Wherever "total" appears in a line, copy that line.

Records about charts and figures
-*-*-
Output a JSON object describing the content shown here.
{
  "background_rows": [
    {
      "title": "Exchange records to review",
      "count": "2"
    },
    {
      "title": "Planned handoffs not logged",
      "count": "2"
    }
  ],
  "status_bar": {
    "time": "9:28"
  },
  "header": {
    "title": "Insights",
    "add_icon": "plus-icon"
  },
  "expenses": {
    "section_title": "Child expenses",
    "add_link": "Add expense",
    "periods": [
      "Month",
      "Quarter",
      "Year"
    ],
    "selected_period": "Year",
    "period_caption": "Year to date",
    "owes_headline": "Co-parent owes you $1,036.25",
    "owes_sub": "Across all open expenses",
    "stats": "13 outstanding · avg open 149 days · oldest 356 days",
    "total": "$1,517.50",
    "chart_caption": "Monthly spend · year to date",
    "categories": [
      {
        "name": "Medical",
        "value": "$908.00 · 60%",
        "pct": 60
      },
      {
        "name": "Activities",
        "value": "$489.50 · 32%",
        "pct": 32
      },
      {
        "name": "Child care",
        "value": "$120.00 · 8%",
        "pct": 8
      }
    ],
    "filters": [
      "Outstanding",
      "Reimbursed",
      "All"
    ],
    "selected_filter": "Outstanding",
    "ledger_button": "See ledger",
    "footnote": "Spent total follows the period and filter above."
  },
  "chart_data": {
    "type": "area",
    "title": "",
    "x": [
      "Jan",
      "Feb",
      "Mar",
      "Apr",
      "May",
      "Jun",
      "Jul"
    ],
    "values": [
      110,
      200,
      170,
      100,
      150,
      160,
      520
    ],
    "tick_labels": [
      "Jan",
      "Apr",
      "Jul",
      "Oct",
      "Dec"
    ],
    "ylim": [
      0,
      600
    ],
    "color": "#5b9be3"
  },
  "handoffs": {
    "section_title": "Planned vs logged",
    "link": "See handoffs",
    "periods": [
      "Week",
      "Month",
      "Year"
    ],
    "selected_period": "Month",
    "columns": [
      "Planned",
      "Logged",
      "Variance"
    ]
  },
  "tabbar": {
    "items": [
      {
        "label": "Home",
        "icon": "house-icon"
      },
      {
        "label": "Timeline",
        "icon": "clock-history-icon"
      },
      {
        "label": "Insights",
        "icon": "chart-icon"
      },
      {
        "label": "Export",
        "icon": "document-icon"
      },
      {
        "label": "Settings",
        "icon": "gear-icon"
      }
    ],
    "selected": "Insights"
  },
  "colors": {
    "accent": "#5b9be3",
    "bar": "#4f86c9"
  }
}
-*-*-
__Task answer__:
    "total": "$1,517.50",
    "footnote": "Spent total follows the period and filter above."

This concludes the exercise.